- TASK DIRECTIONS: Skip the images and return the records below exactly.
--- Start of RECORD EXTRACTS ---
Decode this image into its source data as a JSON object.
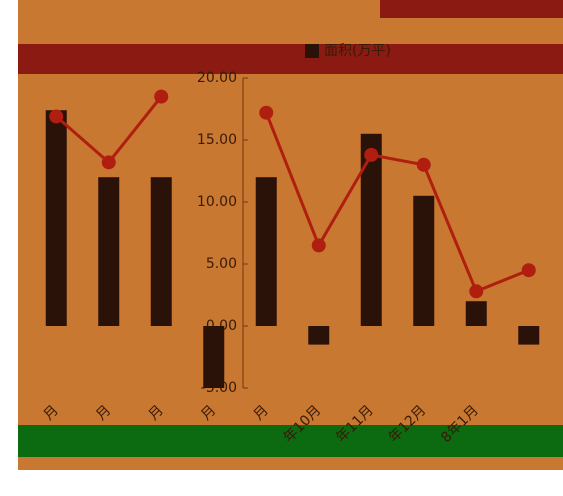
{
  "chart_data": {
    "type": "combo",
    "legend": "面积(万平)",
    "categories": [
      "月",
      "月",
      "月",
      "月",
      "月",
      "年10月",
      "年11月",
      "年12月",
      "8年1月",
      null
    ],
    "series": [
      {
        "kind": "bar",
        "color": "#2a1208",
        "values": [
          17.4,
          12.0,
          12.0,
          -5.0,
          12.0,
          -1.5,
          15.5,
          10.5,
          2.0,
          -1.5
        ]
      },
      {
        "kind": "line",
        "color": "#b01e10",
        "values": [
          16.9,
          13.2,
          18.5,
          null,
          17.2,
          6.5,
          13.8,
          13.0,
          2.8,
          4.5
        ]
      }
    ],
    "ylim": [
      -5,
      20
    ],
    "yticks": [
      {
        "value": 20,
        "label": "20.00"
      },
      {
        "value": 15,
        "label": "15.00"
      },
      {
        "value": 10,
        "label": "10.00"
      },
      {
        "value": 5,
        "label": "5.00"
      },
      {
        "value": 0,
        "label": "0.00"
      },
      {
        "value": -5,
        "label": "-5.00"
      }
    ]
  }
}
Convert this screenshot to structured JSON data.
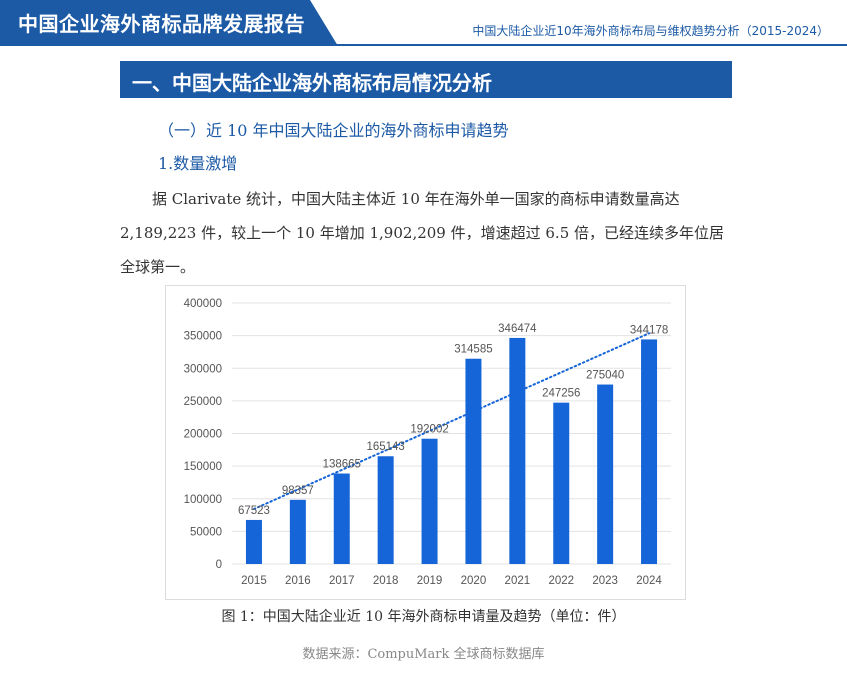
--- End of RECORD EXTRACTS ---
- SOLUTION FOR THIS TASK:
Decode this image into its source data as a JSON object.
{
  "chart_data": {
    "type": "combo",
    "legend": "面积(万平)",
    "categories": [
      "月",
      "月",
      "月",
      "月",
      "月",
      "年10月",
      "年11月",
      "年12月",
      "8年1月",
      null
    ],
    "series": [
      {
        "kind": "bar",
        "color": "#2a1208",
        "values": [
          17.4,
          12.0,
          12.0,
          -5.0,
          12.0,
          -1.5,
          15.5,
          10.5,
          2.0,
          -1.5
        ]
      },
      {
        "kind": "line",
        "color": "#b01e10",
        "values": [
          16.9,
          13.2,
          18.5,
          null,
          17.2,
          6.5,
          13.8,
          13.0,
          2.8,
          4.5
        ]
      }
    ],
    "ylim": [
      -5,
      20
    ],
    "yticks": [
      {
        "value": 20,
        "label": "20.00"
      },
      {
        "value": 15,
        "label": "15.00"
      },
      {
        "value": 10,
        "label": "10.00"
      },
      {
        "value": 5,
        "label": "5.00"
      },
      {
        "value": 0,
        "label": "0.00"
      },
      {
        "value": -5,
        "label": "-5.00"
      }
    ]
  }
}
Convert this screenshot to structured JSON data.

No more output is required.